Your task is to transcribe the records exactly, skipping every image.

[Stored entries]
★ ★ ★

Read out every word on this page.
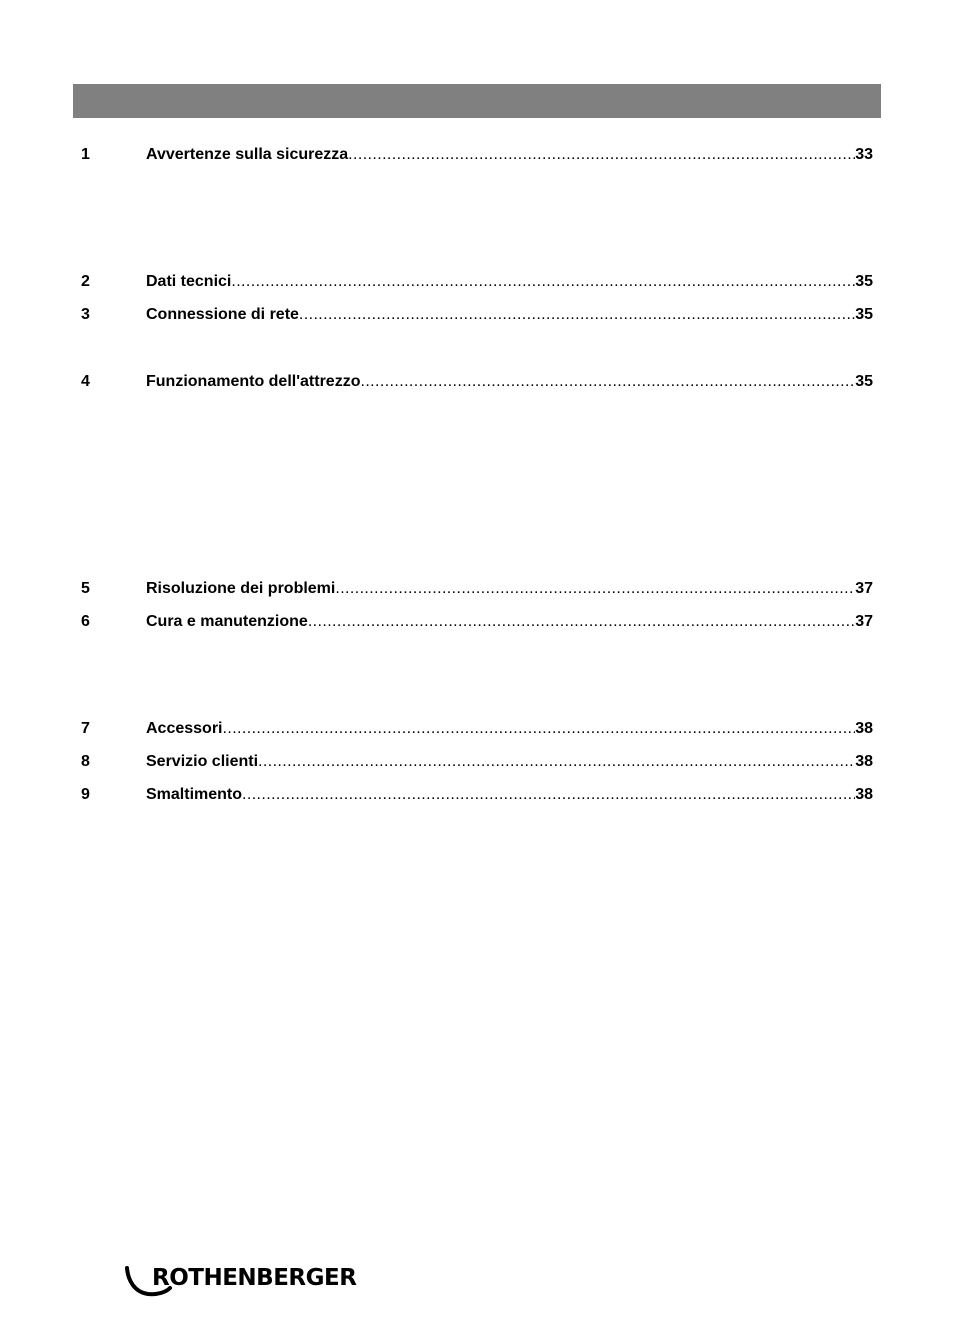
1	Avvertenze sulla sicurezza .....	33
2	Dati tecnici .....	35
3	Connessione di rete .....	35
4	Funzionamento dell'attrezzo .....	35
5	Risoluzione dei problemi .....	37
6	Cura e manutenzione .....	37
7	Accessori .....	38
8	Servizio clienti .....	38
9	Smaltimento .....	38
ROTHENBERGER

★ ★ ★

▶ ANSWER FOR THIS EXERCISE:
Read out every word on this page.
1	Avvertenze sulla sicurezza .....	33
2	Dati tecnici .....	35
3	Connessione di rete .....	35
4	Funzionamento dell'attrezzo .....	35
5	Risoluzione dei problemi .....	37
6	Cura e manutenzione .....	37
7	Accessori .....	38
8	Servizio clienti .....	38
9	Smaltimento .....	38
ROTHENBERGER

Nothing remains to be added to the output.